> [TASK OBJECTIVE]: Each line containing the word "管材进行酒精喷灯燃烧试验时" should be found and copied.

> [RECORDS FOR THIS TASK]:
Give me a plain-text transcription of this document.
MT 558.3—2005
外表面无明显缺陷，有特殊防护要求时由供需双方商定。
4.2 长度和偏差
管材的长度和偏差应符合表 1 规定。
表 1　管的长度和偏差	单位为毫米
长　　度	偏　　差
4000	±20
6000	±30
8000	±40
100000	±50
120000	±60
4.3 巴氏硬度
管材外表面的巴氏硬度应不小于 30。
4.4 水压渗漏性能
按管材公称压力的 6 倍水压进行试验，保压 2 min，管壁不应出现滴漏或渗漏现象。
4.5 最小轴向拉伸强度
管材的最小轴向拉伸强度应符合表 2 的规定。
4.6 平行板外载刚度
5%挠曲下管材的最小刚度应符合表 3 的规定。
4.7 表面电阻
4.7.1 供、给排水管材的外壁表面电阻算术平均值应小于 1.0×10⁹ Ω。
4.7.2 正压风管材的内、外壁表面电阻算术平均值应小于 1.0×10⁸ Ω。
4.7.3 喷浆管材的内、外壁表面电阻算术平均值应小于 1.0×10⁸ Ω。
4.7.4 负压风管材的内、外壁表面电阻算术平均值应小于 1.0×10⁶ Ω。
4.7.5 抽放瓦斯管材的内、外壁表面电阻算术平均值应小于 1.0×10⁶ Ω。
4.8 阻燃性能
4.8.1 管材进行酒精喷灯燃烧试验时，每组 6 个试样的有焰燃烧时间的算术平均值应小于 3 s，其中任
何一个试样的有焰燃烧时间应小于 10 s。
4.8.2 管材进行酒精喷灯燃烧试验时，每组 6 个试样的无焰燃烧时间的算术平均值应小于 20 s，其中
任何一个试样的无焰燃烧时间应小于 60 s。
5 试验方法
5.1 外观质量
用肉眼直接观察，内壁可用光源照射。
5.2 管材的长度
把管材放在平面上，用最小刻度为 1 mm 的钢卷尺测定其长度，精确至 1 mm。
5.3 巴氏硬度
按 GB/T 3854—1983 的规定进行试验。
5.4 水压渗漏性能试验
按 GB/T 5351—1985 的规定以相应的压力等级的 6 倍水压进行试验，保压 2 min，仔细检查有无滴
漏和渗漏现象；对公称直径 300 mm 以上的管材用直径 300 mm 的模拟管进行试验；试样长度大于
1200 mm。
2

> [TASK SOLUTION]:
4.8.1 管材进行酒精喷灯燃烧试验时，每组 6 个试样的有焰燃烧时间的算术平均值应小于 3 s，其中任
4.8.2 管材进行酒精喷灯燃烧试验时，每组 6 个试样的无焰燃烧时间的算术平均值应小于 20 s，其中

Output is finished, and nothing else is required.